AIM >>
Go through the entries and transcribe each one exactly, dropping the pictures.

Data items:
----

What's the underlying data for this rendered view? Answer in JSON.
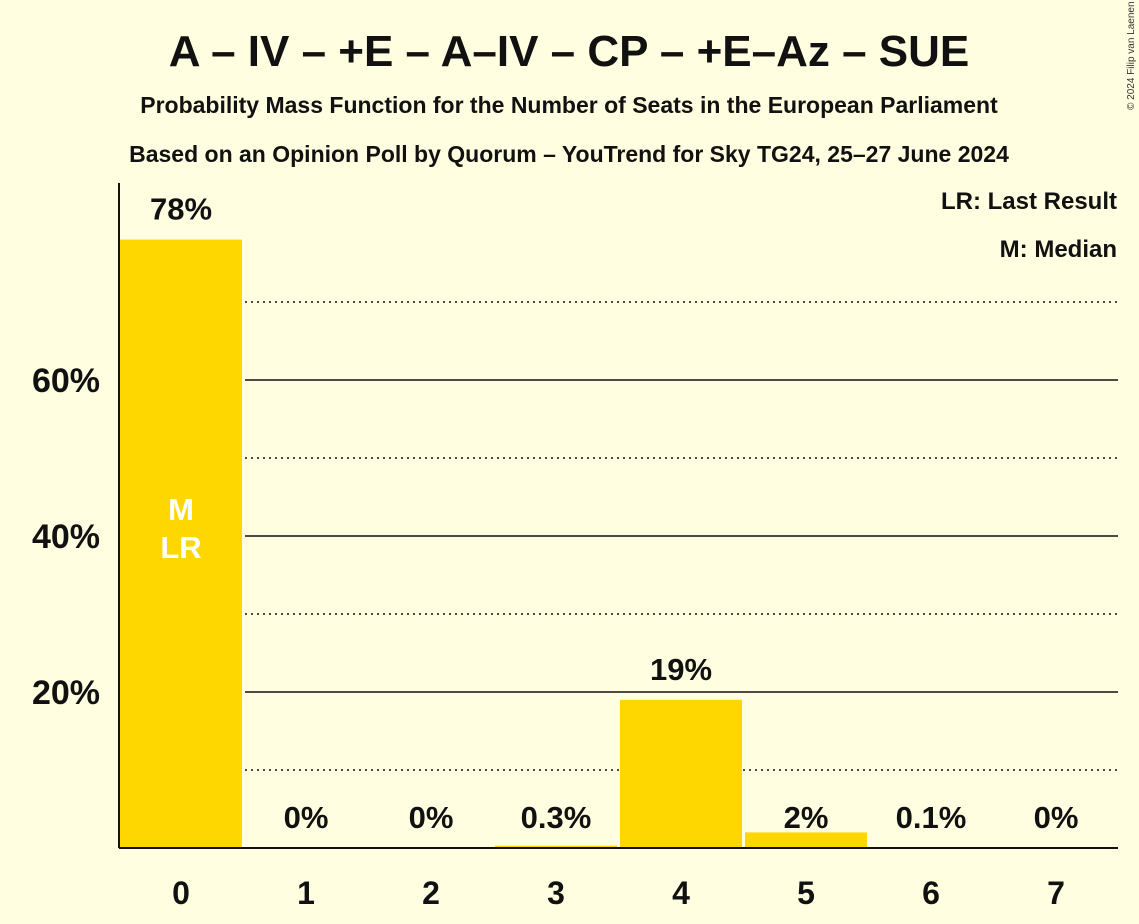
{
  "header": {
    "title": "A – IV – +E – A–IV – CP – +E–Az – SUE",
    "subtitle1": "Probability Mass Function for the Number of Seats in the European Parliament",
    "subtitle2": "Based on an Opinion Poll by Quorum – YouTrend for Sky TG24, 25–27 June 2024"
  },
  "legend": {
    "last_result": "LR: Last Result",
    "median": "M: Median"
  },
  "copyright": "© 2024 Filip van Laenen",
  "colors": {
    "bar": "#FFD700",
    "background": "#FFFEE0",
    "text": "#111111",
    "bar_marker_text": "#FFFFFF"
  },
  "chart_data": {
    "type": "bar",
    "categories": [
      "0",
      "1",
      "2",
      "3",
      "4",
      "5",
      "6",
      "7"
    ],
    "values": [
      78,
      0,
      0,
      0.3,
      19,
      2,
      0.1,
      0
    ],
    "value_labels": [
      "78%",
      "0%",
      "0%",
      "0.3%",
      "19%",
      "2%",
      "0.1%",
      "0%"
    ],
    "bar_markers": {
      "0": [
        "M",
        "LR"
      ]
    },
    "ylim": [
      0,
      85
    ],
    "yticks": [
      20,
      40,
      60
    ],
    "ytick_labels": [
      "20%",
      "40%",
      "60%"
    ],
    "dotted_gridlines": [
      10,
      30,
      50,
      70
    ],
    "grid": true,
    "legend_position": "top-right",
    "xlabel": "",
    "ylabel": ""
  }
}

----

RESPONSE >>
What's the underlying data for this rendered view? Answer in JSON.
{
  "header": {
    "title": "A – IV – +E – A–IV – CP – +E–Az – SUE",
    "subtitle1": "Probability Mass Function for the Number of Seats in the European Parliament",
    "subtitle2": "Based on an Opinion Poll by Quorum – YouTrend for Sky TG24, 25–27 June 2024"
  },
  "legend": {
    "last_result": "LR: Last Result",
    "median": "M: Median"
  },
  "copyright": "© 2024 Filip van Laenen",
  "colors": {
    "bar": "#FFD700",
    "background": "#FFFEE0",
    "text": "#111111",
    "bar_marker_text": "#FFFFFF"
  },
  "chart_data": {
    "type": "bar",
    "categories": [
      "0",
      "1",
      "2",
      "3",
      "4",
      "5",
      "6",
      "7"
    ],
    "values": [
      78,
      0,
      0,
      0.3,
      19,
      2,
      0.1,
      0
    ],
    "value_labels": [
      "78%",
      "0%",
      "0%",
      "0.3%",
      "19%",
      "2%",
      "0.1%",
      "0%"
    ],
    "bar_markers": {
      "0": [
        "M",
        "LR"
      ]
    },
    "ylim": [
      0,
      85
    ],
    "yticks": [
      20,
      40,
      60
    ],
    "ytick_labels": [
      "20%",
      "40%",
      "60%"
    ],
    "dotted_gridlines": [
      10,
      30,
      50,
      70
    ],
    "grid": true,
    "legend_position": "top-right",
    "xlabel": "",
    "ylabel": ""
  }
}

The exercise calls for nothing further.